§ What is required: Here are some records; return them all exactly.

§ Exercise data:
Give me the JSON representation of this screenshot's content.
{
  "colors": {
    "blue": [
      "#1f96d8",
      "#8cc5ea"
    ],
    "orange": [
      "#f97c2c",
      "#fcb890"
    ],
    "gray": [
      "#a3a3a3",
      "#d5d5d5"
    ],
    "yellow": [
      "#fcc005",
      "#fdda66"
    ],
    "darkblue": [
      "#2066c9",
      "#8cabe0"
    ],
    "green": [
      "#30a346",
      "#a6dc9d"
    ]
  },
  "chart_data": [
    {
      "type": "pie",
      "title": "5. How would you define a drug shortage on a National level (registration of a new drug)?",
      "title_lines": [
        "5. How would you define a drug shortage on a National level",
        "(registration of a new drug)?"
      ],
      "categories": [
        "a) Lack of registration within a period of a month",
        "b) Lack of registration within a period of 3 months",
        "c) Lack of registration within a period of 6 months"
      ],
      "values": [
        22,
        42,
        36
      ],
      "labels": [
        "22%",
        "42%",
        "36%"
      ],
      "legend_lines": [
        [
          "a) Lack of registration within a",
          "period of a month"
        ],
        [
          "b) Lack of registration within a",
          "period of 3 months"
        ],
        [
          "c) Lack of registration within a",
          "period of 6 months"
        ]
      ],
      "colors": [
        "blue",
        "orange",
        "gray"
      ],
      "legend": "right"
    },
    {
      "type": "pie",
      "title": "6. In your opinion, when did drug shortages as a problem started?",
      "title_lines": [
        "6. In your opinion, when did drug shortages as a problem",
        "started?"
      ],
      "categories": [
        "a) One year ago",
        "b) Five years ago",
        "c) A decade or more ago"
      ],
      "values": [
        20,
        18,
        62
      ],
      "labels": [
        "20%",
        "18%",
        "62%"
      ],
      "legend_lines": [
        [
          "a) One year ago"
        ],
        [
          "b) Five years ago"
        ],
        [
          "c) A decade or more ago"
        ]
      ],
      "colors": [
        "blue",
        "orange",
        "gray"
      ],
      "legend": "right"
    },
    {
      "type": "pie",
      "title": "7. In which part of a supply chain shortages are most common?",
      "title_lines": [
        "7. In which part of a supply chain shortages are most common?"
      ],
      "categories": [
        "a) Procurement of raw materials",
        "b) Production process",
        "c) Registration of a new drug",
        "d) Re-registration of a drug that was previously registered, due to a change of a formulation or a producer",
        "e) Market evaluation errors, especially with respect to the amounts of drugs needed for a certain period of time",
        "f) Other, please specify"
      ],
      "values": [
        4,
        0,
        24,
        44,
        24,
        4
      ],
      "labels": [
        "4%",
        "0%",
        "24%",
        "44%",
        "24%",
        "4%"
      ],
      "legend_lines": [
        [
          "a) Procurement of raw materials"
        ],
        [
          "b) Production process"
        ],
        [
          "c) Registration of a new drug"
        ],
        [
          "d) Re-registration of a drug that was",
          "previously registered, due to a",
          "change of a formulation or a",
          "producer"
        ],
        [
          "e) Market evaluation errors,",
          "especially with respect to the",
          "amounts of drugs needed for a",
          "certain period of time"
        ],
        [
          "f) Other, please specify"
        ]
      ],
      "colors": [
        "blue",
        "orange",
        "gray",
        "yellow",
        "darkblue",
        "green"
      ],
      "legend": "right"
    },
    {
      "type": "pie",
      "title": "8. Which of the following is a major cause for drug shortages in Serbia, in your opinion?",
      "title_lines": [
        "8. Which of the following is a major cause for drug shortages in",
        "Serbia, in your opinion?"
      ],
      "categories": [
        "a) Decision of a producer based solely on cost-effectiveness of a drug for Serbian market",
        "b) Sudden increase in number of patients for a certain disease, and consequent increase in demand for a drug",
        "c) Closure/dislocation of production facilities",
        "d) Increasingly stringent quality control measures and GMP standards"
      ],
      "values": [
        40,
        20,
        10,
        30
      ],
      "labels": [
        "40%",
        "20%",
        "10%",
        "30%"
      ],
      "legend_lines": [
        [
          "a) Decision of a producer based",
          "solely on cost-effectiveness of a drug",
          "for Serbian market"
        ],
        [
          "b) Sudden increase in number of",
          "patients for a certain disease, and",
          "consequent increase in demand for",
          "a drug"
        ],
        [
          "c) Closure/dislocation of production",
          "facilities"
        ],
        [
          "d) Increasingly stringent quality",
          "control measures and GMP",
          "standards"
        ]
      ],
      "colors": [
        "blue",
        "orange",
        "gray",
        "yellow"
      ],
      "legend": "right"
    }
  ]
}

§ Response area:
Give me the JSON representation of this screenshot's content.
{
  "colors": {
    "blue": [
      "#1f96d8",
      "#8cc5ea"
    ],
    "orange": [
      "#f97c2c",
      "#fcb890"
    ],
    "gray": [
      "#a3a3a3",
      "#d5d5d5"
    ],
    "yellow": [
      "#fcc005",
      "#fdda66"
    ],
    "darkblue": [
      "#2066c9",
      "#8cabe0"
    ],
    "green": [
      "#30a346",
      "#a6dc9d"
    ]
  },
  "chart_data": [
    {
      "type": "pie",
      "title": "5. How would you define a drug shortage on a National level (registration of a new drug)?",
      "title_lines": [
        "5. How would you define a drug shortage on a National level",
        "(registration of a new drug)?"
      ],
      "categories": [
        "a) Lack of registration within a period of a month",
        "b) Lack of registration within a period of 3 months",
        "c) Lack of registration within a period of 6 months"
      ],
      "values": [
        22,
        42,
        36
      ],
      "labels": [
        "22%",
        "42%",
        "36%"
      ],
      "legend_lines": [
        [
          "a) Lack of registration within a",
          "period of a month"
        ],
        [
          "b) Lack of registration within a",
          "period of 3 months"
        ],
        [
          "c) Lack of registration within a",
          "period of 6 months"
        ]
      ],
      "colors": [
        "blue",
        "orange",
        "gray"
      ],
      "legend": "right"
    },
    {
      "type": "pie",
      "title": "6. In your opinion, when did drug shortages as a problem started?",
      "title_lines": [
        "6. In your opinion, when did drug shortages as a problem",
        "started?"
      ],
      "categories": [
        "a) One year ago",
        "b) Five years ago",
        "c) A decade or more ago"
      ],
      "values": [
        20,
        18,
        62
      ],
      "labels": [
        "20%",
        "18%",
        "62%"
      ],
      "legend_lines": [
        [
          "a) One year ago"
        ],
        [
          "b) Five years ago"
        ],
        [
          "c) A decade or more ago"
        ]
      ],
      "colors": [
        "blue",
        "orange",
        "gray"
      ],
      "legend": "right"
    },
    {
      "type": "pie",
      "title": "7. In which part of a supply chain shortages are most common?",
      "title_lines": [
        "7. In which part of a supply chain shortages are most common?"
      ],
      "categories": [
        "a) Procurement of raw materials",
        "b) Production process",
        "c) Registration of a new drug",
        "d) Re-registration of a drug that was previously registered, due to a change of a formulation or a producer",
        "e) Market evaluation errors, especially with respect to the amounts of drugs needed for a certain period of time",
        "f) Other, please specify"
      ],
      "values": [
        4,
        0,
        24,
        44,
        24,
        4
      ],
      "labels": [
        "4%",
        "0%",
        "24%",
        "44%",
        "24%",
        "4%"
      ],
      "legend_lines": [
        [
          "a) Procurement of raw materials"
        ],
        [
          "b) Production process"
        ],
        [
          "c) Registration of a new drug"
        ],
        [
          "d) Re-registration of a drug that was",
          "previously registered, due to a",
          "change of a formulation or a",
          "producer"
        ],
        [
          "e) Market evaluation errors,",
          "especially with respect to the",
          "amounts of drugs needed for a",
          "certain period of time"
        ],
        [
          "f) Other, please specify"
        ]
      ],
      "colors": [
        "blue",
        "orange",
        "gray",
        "yellow",
        "darkblue",
        "green"
      ],
      "legend": "right"
    },
    {
      "type": "pie",
      "title": "8. Which of the following is a major cause for drug shortages in Serbia, in your opinion?",
      "title_lines": [
        "8. Which of the following is a major cause for drug shortages in",
        "Serbia, in your opinion?"
      ],
      "categories": [
        "a) Decision of a producer based solely on cost-effectiveness of a drug for Serbian market",
        "b) Sudden increase in number of patients for a certain disease, and consequent increase in demand for a drug",
        "c) Closure/dislocation of production facilities",
        "d) Increasingly stringent quality control measures and GMP standards"
      ],
      "values": [
        40,
        20,
        10,
        30
      ],
      "labels": [
        "40%",
        "20%",
        "10%",
        "30%"
      ],
      "legend_lines": [
        [
          "a) Decision of a producer based",
          "solely on cost-effectiveness of a drug",
          "for Serbian market"
        ],
        [
          "b) Sudden increase in number of",
          "patients for a certain disease, and",
          "consequent increase in demand for",
          "a drug"
        ],
        [
          "c) Closure/dislocation of production",
          "facilities"
        ],
        [
          "d) Increasingly stringent quality",
          "control measures and GMP",
          "standards"
        ]
      ],
      "colors": [
        "blue",
        "orange",
        "gray",
        "yellow"
      ],
      "legend": "right"
    }
  ]
}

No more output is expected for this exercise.